### Stated task
Look through the material below. Copy each line that contains the string "Strength".
____________________
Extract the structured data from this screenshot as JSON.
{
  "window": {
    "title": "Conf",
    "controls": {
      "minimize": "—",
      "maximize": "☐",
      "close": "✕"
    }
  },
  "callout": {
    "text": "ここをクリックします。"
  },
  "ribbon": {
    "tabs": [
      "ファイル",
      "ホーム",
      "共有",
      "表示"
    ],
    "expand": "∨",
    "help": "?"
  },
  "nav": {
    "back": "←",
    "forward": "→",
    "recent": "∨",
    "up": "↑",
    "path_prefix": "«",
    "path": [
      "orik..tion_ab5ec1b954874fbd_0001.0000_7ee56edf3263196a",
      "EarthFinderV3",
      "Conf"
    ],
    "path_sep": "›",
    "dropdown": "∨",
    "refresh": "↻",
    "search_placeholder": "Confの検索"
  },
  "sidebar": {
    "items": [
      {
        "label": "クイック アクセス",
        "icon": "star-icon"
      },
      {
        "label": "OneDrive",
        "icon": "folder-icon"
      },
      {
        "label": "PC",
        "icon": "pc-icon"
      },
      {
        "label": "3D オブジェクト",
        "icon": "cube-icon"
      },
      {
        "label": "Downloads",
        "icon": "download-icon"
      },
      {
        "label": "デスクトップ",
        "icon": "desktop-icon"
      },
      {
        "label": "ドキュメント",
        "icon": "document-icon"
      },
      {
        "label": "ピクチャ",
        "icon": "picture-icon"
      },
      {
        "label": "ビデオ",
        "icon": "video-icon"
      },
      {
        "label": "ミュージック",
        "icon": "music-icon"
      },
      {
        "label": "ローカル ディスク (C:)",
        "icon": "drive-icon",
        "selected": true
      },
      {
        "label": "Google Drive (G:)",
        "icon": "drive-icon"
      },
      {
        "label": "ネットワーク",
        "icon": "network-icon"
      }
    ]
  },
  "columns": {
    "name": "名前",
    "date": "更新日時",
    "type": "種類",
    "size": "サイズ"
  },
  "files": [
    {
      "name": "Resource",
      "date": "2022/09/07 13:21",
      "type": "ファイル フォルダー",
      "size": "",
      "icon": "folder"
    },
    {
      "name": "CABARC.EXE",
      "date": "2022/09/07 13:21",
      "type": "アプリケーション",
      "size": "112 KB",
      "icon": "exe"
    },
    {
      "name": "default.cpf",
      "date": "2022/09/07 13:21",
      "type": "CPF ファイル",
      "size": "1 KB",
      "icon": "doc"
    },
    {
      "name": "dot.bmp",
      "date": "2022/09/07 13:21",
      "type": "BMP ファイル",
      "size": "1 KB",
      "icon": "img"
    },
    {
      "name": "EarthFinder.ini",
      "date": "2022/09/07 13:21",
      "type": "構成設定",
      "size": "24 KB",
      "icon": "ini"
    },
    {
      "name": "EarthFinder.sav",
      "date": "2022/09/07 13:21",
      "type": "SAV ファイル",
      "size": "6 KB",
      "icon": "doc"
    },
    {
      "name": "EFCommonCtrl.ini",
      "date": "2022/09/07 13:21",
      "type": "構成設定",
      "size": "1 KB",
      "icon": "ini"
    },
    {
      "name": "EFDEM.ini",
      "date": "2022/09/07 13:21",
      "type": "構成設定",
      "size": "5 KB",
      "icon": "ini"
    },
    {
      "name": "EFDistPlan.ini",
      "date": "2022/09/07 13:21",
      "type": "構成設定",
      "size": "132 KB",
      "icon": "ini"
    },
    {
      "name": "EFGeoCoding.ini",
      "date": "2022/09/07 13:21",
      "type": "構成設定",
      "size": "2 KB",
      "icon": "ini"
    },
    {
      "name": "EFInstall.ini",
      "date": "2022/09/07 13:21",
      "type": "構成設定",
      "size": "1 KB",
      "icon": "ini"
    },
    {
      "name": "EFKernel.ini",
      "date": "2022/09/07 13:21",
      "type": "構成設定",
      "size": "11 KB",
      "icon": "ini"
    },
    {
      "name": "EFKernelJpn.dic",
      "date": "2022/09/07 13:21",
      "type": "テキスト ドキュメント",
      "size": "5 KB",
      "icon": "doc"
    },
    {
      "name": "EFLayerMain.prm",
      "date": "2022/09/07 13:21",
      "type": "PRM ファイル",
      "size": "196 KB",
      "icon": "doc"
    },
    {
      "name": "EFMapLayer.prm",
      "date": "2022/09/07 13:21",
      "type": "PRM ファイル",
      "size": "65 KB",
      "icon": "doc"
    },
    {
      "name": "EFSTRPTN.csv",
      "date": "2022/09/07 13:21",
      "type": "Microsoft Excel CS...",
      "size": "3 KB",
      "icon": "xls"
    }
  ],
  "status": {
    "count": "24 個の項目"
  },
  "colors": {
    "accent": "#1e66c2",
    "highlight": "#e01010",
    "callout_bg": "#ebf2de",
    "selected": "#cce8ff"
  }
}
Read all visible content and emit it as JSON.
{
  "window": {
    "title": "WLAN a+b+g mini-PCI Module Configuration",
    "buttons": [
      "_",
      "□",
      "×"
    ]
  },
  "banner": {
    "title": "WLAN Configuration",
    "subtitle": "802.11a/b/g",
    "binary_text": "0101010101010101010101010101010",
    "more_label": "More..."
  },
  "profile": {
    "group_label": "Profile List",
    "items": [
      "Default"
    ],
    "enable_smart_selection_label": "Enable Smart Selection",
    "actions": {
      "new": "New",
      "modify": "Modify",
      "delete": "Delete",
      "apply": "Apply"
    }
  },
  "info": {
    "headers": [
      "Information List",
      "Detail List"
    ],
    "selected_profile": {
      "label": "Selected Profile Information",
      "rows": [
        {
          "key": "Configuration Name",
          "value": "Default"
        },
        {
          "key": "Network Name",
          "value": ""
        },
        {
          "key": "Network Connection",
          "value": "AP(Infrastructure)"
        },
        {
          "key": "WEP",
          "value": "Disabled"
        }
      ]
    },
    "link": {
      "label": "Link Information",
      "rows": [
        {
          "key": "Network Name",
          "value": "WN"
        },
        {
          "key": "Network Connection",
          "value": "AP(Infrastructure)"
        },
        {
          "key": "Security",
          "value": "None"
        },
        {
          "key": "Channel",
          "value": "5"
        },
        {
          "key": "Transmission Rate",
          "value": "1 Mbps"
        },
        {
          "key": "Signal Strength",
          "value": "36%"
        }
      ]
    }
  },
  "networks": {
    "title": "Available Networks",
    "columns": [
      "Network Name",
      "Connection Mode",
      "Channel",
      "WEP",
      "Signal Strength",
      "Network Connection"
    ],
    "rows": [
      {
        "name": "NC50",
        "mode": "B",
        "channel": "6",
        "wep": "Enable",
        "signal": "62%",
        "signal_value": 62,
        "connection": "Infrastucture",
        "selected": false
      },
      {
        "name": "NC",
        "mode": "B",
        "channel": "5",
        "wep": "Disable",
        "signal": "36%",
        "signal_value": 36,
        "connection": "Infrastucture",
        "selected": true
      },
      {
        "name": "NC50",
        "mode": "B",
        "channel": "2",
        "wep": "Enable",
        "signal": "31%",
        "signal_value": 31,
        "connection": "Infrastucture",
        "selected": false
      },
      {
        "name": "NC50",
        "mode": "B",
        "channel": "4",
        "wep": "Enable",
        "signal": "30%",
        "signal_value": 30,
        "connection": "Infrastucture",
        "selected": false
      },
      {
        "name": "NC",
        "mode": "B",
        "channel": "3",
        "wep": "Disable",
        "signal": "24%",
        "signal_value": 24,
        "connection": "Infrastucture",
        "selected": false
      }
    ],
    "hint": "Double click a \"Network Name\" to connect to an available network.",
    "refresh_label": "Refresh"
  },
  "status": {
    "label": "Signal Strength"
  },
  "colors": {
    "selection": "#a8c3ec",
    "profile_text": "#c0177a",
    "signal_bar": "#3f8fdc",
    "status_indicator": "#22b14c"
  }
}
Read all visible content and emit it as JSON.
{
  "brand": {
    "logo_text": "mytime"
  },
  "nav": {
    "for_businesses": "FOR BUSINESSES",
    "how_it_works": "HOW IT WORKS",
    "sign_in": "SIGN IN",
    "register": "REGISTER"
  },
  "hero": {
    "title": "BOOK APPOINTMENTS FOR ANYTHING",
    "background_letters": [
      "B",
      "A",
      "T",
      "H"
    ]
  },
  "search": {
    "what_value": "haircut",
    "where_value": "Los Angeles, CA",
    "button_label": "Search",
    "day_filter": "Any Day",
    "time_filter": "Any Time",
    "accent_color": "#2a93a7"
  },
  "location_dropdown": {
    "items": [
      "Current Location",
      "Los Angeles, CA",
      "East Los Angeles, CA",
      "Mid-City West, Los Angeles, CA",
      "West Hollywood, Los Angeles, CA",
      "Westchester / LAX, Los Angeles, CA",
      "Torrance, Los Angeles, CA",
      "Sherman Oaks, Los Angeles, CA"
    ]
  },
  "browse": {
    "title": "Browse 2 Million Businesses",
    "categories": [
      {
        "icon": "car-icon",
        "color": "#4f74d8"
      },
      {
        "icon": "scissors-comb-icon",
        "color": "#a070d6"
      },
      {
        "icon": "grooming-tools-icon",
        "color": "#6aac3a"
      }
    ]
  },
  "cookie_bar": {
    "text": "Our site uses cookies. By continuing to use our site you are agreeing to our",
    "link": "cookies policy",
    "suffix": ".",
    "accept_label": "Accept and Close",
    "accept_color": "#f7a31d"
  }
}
____________________
### Written answer
          "key": "Signal Strength",
      "Signal Strength",
    "label": "Signal Strength"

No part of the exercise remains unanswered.